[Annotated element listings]

※ ※ ※

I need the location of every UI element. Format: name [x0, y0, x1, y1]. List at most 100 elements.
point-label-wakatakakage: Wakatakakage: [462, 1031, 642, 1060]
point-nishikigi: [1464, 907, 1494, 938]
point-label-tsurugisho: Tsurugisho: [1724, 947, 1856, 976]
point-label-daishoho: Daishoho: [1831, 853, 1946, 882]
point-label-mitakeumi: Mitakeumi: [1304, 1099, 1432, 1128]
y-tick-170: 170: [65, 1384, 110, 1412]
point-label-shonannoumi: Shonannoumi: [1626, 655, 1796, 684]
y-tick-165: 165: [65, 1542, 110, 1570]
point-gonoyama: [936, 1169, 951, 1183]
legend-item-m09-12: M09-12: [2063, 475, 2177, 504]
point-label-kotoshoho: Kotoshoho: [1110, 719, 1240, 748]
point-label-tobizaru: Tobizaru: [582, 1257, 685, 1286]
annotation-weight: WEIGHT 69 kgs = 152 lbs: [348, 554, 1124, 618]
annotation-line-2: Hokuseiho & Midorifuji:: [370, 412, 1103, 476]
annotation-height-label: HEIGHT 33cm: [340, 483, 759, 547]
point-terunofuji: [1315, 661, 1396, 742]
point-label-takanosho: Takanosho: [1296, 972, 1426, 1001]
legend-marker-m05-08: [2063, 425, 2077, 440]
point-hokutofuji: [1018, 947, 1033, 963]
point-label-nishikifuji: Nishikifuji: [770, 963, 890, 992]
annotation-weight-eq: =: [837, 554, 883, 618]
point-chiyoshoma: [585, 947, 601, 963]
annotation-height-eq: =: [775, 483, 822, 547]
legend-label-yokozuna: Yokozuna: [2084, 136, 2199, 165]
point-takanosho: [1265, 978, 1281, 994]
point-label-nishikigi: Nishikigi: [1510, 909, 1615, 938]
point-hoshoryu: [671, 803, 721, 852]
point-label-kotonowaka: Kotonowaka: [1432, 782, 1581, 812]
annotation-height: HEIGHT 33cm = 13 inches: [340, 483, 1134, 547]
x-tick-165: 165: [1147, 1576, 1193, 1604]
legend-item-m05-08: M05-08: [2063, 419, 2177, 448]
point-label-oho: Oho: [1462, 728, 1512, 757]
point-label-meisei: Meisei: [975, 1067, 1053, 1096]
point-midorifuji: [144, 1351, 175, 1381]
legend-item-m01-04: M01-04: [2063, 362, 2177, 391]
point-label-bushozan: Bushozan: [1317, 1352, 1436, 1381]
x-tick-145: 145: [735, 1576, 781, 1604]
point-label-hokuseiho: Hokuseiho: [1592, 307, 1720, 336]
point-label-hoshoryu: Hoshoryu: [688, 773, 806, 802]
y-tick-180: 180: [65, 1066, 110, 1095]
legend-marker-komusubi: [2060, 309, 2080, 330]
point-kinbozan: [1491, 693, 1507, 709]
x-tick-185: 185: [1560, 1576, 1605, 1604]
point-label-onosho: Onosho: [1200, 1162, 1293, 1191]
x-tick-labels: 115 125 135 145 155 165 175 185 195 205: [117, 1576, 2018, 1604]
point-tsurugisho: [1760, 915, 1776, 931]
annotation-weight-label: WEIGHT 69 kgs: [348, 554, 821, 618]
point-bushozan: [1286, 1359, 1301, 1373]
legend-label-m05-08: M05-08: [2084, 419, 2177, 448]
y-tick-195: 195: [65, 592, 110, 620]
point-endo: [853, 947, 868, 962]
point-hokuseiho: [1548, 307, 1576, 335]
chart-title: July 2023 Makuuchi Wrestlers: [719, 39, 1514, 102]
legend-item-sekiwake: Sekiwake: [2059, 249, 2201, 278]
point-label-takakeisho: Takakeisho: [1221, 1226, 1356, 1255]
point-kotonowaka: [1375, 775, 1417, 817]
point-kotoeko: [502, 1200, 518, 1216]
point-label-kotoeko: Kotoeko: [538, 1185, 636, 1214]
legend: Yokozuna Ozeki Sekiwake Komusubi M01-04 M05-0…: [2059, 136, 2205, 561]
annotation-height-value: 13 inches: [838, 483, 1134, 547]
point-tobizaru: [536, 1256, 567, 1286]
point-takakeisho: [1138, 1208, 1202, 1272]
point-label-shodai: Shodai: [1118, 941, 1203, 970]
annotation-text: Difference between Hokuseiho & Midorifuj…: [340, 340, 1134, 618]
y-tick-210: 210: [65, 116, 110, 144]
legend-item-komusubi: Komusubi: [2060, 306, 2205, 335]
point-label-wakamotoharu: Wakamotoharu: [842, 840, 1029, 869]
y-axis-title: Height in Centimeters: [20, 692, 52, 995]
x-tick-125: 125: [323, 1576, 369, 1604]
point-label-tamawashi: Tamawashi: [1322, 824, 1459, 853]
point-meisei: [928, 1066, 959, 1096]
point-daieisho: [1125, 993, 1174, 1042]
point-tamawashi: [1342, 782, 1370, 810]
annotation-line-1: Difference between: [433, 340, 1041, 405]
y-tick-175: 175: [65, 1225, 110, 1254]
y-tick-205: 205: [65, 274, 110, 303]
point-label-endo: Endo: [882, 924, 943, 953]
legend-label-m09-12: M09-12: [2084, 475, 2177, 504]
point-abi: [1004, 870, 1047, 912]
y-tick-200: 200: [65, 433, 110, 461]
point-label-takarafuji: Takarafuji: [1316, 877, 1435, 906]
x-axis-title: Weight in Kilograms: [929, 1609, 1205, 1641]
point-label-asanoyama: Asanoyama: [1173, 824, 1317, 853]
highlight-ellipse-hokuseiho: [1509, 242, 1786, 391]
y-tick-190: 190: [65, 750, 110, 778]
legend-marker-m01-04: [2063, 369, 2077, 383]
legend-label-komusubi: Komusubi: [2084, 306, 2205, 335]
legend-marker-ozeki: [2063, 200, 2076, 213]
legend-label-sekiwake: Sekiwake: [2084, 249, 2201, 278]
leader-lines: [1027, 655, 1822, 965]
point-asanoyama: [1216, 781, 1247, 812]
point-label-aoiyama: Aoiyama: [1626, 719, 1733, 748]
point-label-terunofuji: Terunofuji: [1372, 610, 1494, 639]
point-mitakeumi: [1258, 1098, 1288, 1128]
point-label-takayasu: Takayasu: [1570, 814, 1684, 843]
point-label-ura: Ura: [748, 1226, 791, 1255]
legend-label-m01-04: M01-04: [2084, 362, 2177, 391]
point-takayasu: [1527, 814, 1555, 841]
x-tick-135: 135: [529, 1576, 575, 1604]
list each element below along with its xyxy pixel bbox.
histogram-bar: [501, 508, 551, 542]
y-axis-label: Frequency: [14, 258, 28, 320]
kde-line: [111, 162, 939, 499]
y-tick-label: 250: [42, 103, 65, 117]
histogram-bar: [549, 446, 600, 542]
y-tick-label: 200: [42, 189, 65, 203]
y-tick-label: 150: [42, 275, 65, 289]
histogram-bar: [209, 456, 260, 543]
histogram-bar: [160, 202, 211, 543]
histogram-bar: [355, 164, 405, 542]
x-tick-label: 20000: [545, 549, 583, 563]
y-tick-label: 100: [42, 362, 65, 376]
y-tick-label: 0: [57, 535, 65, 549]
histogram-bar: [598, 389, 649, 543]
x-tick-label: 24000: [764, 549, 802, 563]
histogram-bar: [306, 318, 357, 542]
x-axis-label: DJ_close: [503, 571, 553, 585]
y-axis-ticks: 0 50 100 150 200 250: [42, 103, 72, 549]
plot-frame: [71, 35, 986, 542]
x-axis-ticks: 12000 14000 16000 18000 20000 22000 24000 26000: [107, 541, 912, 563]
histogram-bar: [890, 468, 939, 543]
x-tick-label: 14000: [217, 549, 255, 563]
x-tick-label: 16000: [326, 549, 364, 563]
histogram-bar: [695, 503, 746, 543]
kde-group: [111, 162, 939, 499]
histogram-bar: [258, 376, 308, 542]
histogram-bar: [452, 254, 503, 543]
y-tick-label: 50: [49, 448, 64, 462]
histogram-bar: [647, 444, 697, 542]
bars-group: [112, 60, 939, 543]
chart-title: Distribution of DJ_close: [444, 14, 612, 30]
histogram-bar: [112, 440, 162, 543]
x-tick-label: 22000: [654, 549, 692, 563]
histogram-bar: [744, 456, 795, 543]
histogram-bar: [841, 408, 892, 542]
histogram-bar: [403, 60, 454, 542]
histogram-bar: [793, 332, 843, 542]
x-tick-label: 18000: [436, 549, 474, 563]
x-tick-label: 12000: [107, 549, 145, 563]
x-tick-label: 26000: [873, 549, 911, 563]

※ ※ ※

*Problem to work on*.
Reproduce the records above word for word, starting with their first line and ending after the line that contains "annotation-weight: WEIGHT 69", with both of those lines included.

*Correct result*.
I need the location of every UI element. Format: name [x0, y0, x1, y1]. List at most 100 elements.
point-label-wakatakakage: Wakatakakage: [462, 1031, 642, 1060]
point-nishikigi: [1464, 907, 1494, 938]
point-label-tsurugisho: Tsurugisho: [1724, 947, 1856, 976]
point-label-daishoho: Daishoho: [1831, 853, 1946, 882]
point-label-mitakeumi: Mitakeumi: [1304, 1099, 1432, 1128]
y-tick-170: 170: [65, 1384, 110, 1412]
point-label-shonannoumi: Shonannoumi: [1626, 655, 1796, 684]
y-tick-165: 165: [65, 1542, 110, 1570]
point-gonoyama: [936, 1169, 951, 1183]
legend-item-m09-12: M09-12: [2063, 475, 2177, 504]
point-label-kotoshoho: Kotoshoho: [1110, 719, 1240, 748]
point-label-tobizaru: Tobizaru: [582, 1257, 685, 1286]
annotation-weight: WEIGHT 69 kgs = 152 lbs: [348, 554, 1124, 618]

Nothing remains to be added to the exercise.